### Given data
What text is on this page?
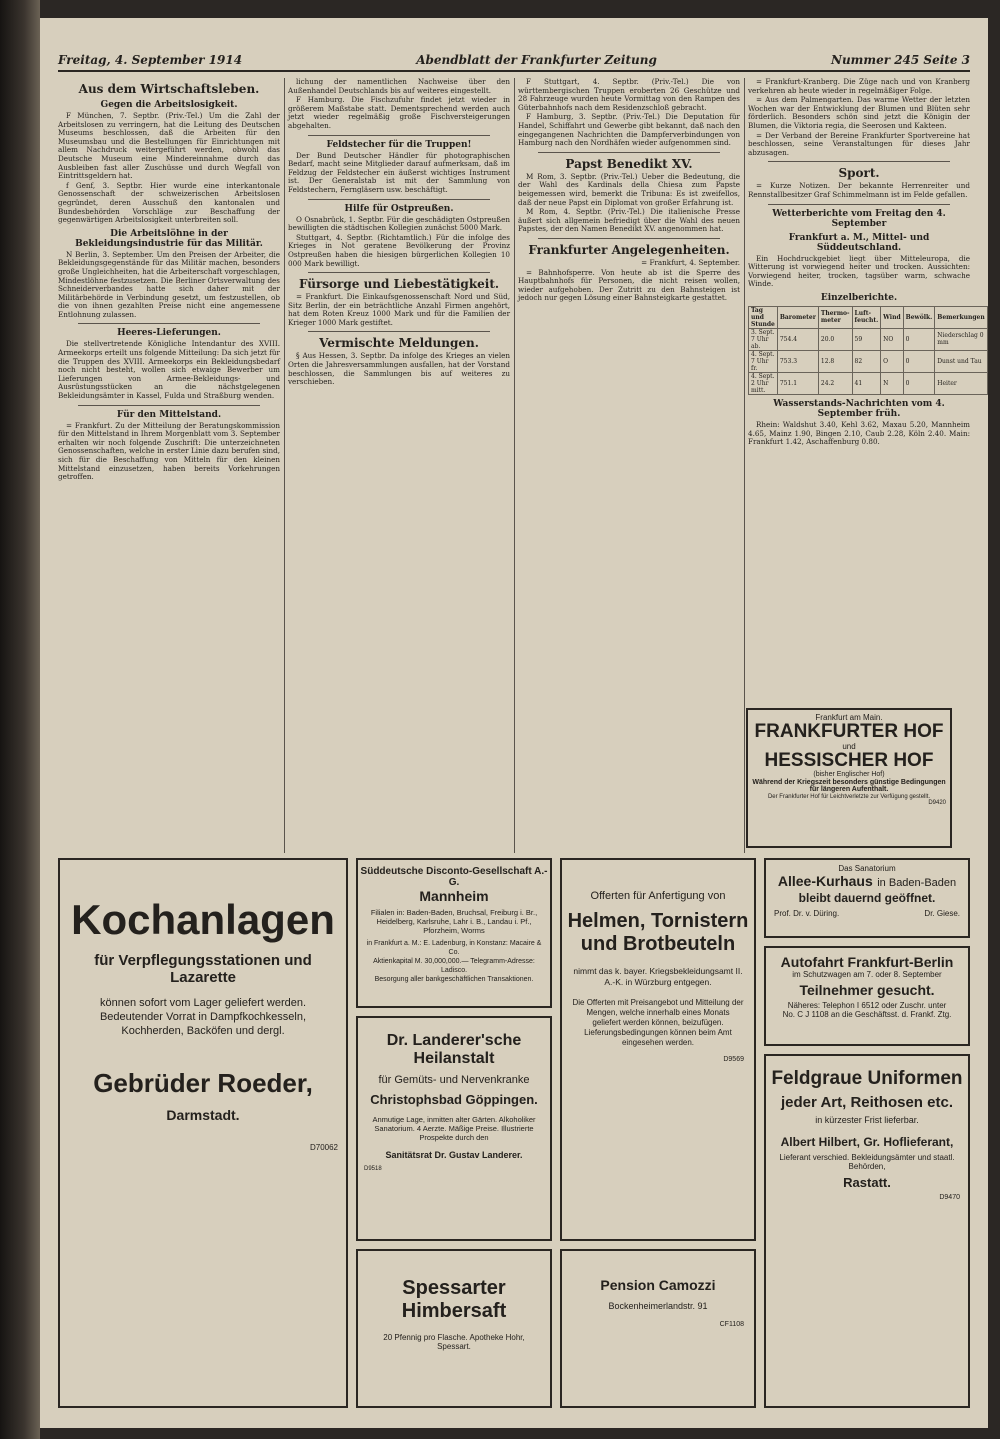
Freitag, 4. September 1914	Abendblatt der Frankfurter Zeitung	Nummer 245 Seite 3
Aus dem Wirtschaftsleben.
Gegen die Arbeitslosigkeit.

F München, 7. Septbr. (Priv.-Tel.) Um die Zahl der Arbeitslosen zu verringern, hat die Leitung des Deutschen Museums beschlossen, daß die Arbeiten für den Museumsbau und die Bestellungen für Einrichtungen mit allem Nachdruck weitergeführt werden, obwohl das Deutsche Museum eine Mindereinnahme durch das Ausbleiben fast aller Zuschüsse und durch Wegfall von Eintrittsgeldern hat.

f Genf, 3. Septbr. Hier wurde eine interkantonale Genossenschaft der schweizerischen Arbeitslosen gegründet, deren Ausschuß den kantonalen und Bundesbehörden Vorschläge zur Beschaffung der gegenwärtigen Arbeitslosigkeit unterbreiten soll.

Die Arbeitslöhne in der Bekleidungsindustrie für das Militär.

N Berlin, 3. September. Um den Preisen der Arbeiter, die Bekleidungsgegenstände für das Militär machen, besonders große Ungleichheiten, hat die Arbeiterschaft vorgeschlagen, Mindestlöhne festzusetzen. Die Berliner Ortsverwaltung des Schneiderverbandes hatte sich daher mit der Militärbehörde in Verbindung gesetzt, um festzustellen, ob die von ihnen gezahlten Preise nicht eine angemessene Entlohnung zulassen.

Heeres-Lieferungen.

Die stellvertretende Königliche Intendantur des XVIII. Armeekorps erteilt uns folgende Mitteilung: Da sich jetzt für die Truppen des XVIII. Armeekorps ein Bekleidungsbedarf noch nicht besteht, wollen sich etwaige Bewerber um Lieferungen von Armee-Bekleidungs- und Ausrüstungsstücken an die nächstgelegenen Bekleidungsämter in Kassel, Fulda und Straßburg wenden.

Für den Mittelstand.

= Frankfurt. Zu der Mitteilung der Beratungskommission für den Mittelstand in Ihrem Morgenblatt vom 3. September erhalten wir noch folgende Zuschrift: Die unterzeichneten Genossenschaften, welche in erster Linie dazu berufen sind, sich für die Beschaffung von Mitteln für den kleinen Mittelstand einzusetzen, haben bereits Vorkehrungen getroffen.

lichung der namentlichen Nachweise über den Außenhandel Deutschlands bis auf weiteres eingestellt.

F Hamburg. Die Fischzufuhr findet jetzt wieder in größerem Maßstabe statt. Dementsprechend werden auch jetzt wieder regelmäßig große Fischversteigerungen abgehalten.

Feldstecher für die Truppen!

Der Bund Deutscher Händler für photographischen Bedarf, macht seine Mitglieder darauf aufmerksam, daß im Feldzug der Feldstecher ein äußerst wichtiges Instrument ist. Der Generalstab ist mit der Sammlung von Feldstechern, Ferngläsern usw. beschäftigt.

Hilfe für Ostpreußen.

O Osnabrück, 1. Septbr. Für die geschädigten Ostpreußen bewilligten die städtischen Kollegien zunächst 5000 Mark.

Stuttgart, 4. Septbr. (Richtamtlich.) Für die infolge des Krieges in Not geratene Bevölkerung der Provinz Ostpreußen haben die hiesigen bürgerlichen Kollegien 10 000 Mark bewilligt.

Fürsorge und Liebestätigkeit.

= Frankfurt. Die Einkaufsgenossenschaft Nord und Süd, Sitz Berlin, der ein beträchtliche Anzahl Firmen angehört, hat dem Roten Kreuz 1000 Mark und für die Familien der Krieger 1000 Mark gestiftet.

Vermischte Meldungen.

§ Aus Hessen, 3. Septbr. Da infolge des Krieges an vielen Orten die Jahresversammlungen ausfallen, hat der Vorstand beschlossen, die Sammlungen bis auf weiteres zu verschieben.

F Stuttgart, 4. Septbr. (Priv.-Tel.) Die von württembergischen Truppen eroberten 26 Geschütze und 28 Fahrzeuge wurden heute Vormittag von den Rampen des Güterbahnhofs nach dem Residenzschloß gebracht.

F Hamburg, 3. Septbr. (Priv.-Tel.) Die Deputation für Handel, Schiffahrt und Gewerbe gibt bekannt, daß nach den eingegangenen Nachrichten die Dampferverbindungen von Hamburg nach den Nordhäfen wieder aufgenommen sind.

Papst Benedikt XV.

M Rom, 3. Septbr. (Priv.-Tel.) Ueber die Bedeutung, die der Wahl des Kardinals della Chiesa zum Papste beigemessen wird, bemerkt die Tribuna: Es ist zweifellos, daß der neue Papst ein Diplomat von großer Erfahrung ist.

M Rom, 4. Septbr. (Priv.-Tel.) Die italienische Presse äußert sich allgemein befriedigt über die Wahl des neuen Papstes, der den Namen Benedikt XV. angenommen hat.

Frankfurter Angelegenheiten.

= Frankfurt, 4. September.

= Bahnhofsperre. Von heute ab ist die Sperre des Hauptbahnhofs für Personen, die nicht reisen wollen, wieder aufgehoben. Der Zutritt zu den Bahnsteigen ist jedoch nur gegen Lösung einer Bahnsteigkarte gestattet.

= Frankfurt-Kranberg. Die Züge nach und von Kranberg verkehren ab heute wieder in regelmäßiger Folge.

= Aus dem Palmengarten. Das warme Wetter der letzten Wochen war der Entwicklung der Blumen und Blüten sehr förderlich. Besonders schön sind jetzt die Königin der Blumen, die Viktoria regia, die Seerosen und Kakteen.

= Der Verband der Bereine Frankfurter Sportvereine hat beschlossen, seine Veranstaltungen für dieses Jahr abzusagen.

Sport.

= Kurze Notizen. Der bekannte Herrenreiter und Rennstallbesitzer Graf Schimmelmann ist im Felde gefallen.

Wetterberichte vom Freitag den 4. September
Frankfurt a. M., Mittel- und Süddeutschland.

Ein Hochdruckgebiet liegt über Mitteleuropa, die Witterung ist vorwiegend heiter und trocken. Aussichten: Vorwiegend heiter, trocken, tagsüber warm, schwache Winde.

Einzelberichte.
Tag und Stunde	Barometer	Thermo-meter	Luft-feucht.	Wind	Bewölk.	Bemerkungen
3. Sept. 7 Uhr ab.	754.4	20.0	59	NO	0	Niederschlag 0 mm
4. Sept. 7 Uhr fr.	753.3	12.8	82	O	0	Dunst und Tau
4. Sept. 2 Uhr mitt.	751.1	24.2	41	N	0	Heiter
Wasserstands-Nachrichten vom 4. September früh.

Rhein: Waldshut 3.40, Kehl 3.62, Maxau 5.20, Mannheim 4.65, Mainz 1.90, Bingen 2.10, Caub 2.28, Köln 2.40. Main: Frankfurt 1.42, Aschaffenburg 0.80.

Frankfurt am Main.
FRANKFURTER HOF
und
HESSISCHER HOF
(bisher Englischer Hof)
Während der Kriegszeit besonders günstige Bedingungen für längeren Aufenthalt.
Der Frankfurter Hof für Leichtverletzte zur Verfügung gestellt.
D9420
Kochanlagen
für Verpflegungsstationen und Lazarette
können sofort vom Lager geliefert werden. Bedeutender Vorrat in Dampfkochkesseln, Kochherden, Backöfen und dergl.
Gebrüder Roeder,
Darmstadt.
D70062
Süddeutsche Disconto-Gesellschaft A.-G.
Mannheim
Filialen in: Baden-Baden, Bruchsal, Freiburg i. Br., Heidelberg, Karlsruhe, Lahr i. B., Landau i. Pf., Pforzheim, Worms
in Frankfurt a. M.: E. Ladenburg, in Konstanz: Macaire & Co.
Aktienkapital M. 30,000,000.— Telegramm-Adresse: Ladisco.
Besorgung aller bankgeschäftlichen Transaktionen.
Dr. Landerer'sche Heilanstalt
für Gemüts- und Nervenkranke
Christophsbad Göppingen.
Anmutige Lage, inmitten alter Gärten. Alkoholiker Sanatorium. 4 Aerzte. Mäßige Preise. Illustrierte Prospekte durch den
Sanitätsrat Dr. Gustav Landerer.
D9518
Offerten für Anfertigung von
Helmen, Tornistern
und Brotbeuteln
nimmt das k. bayer. Kriegsbekleidungsamt II. A.-K. in Würzburg entgegen.
Die Offerten mit Preisangebot und Mitteilung der Mengen, welche innerhalb eines Monats geliefert werden können, beizufügen. Lieferungsbedingungen können beim Amt eingesehen werden.
D9569
Spessarter
Himbersaft
20 Pfennig pro Flasche. Apotheke Hohr, Spessart.
Pension Camozzi
Bockenheimerlandstr. 91
CF1108
Das Sanatorium
Allee-Kurhaus in Baden-Baden
bleibt dauernd geöffnet.
Prof. Dr. v. Düring.	Dr. Giese.
Autofahrt Frankfurt-Berlin
im Schutzwagen am 7. oder 8. September
Teilnehmer gesucht.
Näheres: Telephon I 6512 oder Zuschr. unter
No. C J 1108 an die Geschäftsst. d. Frankf. Ztg.
Feldgraue Uniformen
jeder Art, Reithosen etc.
in kürzester Frist lieferbar.
Albert Hilbert, Gr. Hoflieferant,
Lieferant verschied. Bekleidungsämter und staatl. Behörden,
Rastatt.
D9470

### What is expected
From the lines above, copy those that contain the word "Freitag".

### Response to this task
Freitag, 4. September 1914	Abendblatt der Frankfurter Zeitung	Nummer 245 Seite 3
Wetterberichte vom Freitag den 4. September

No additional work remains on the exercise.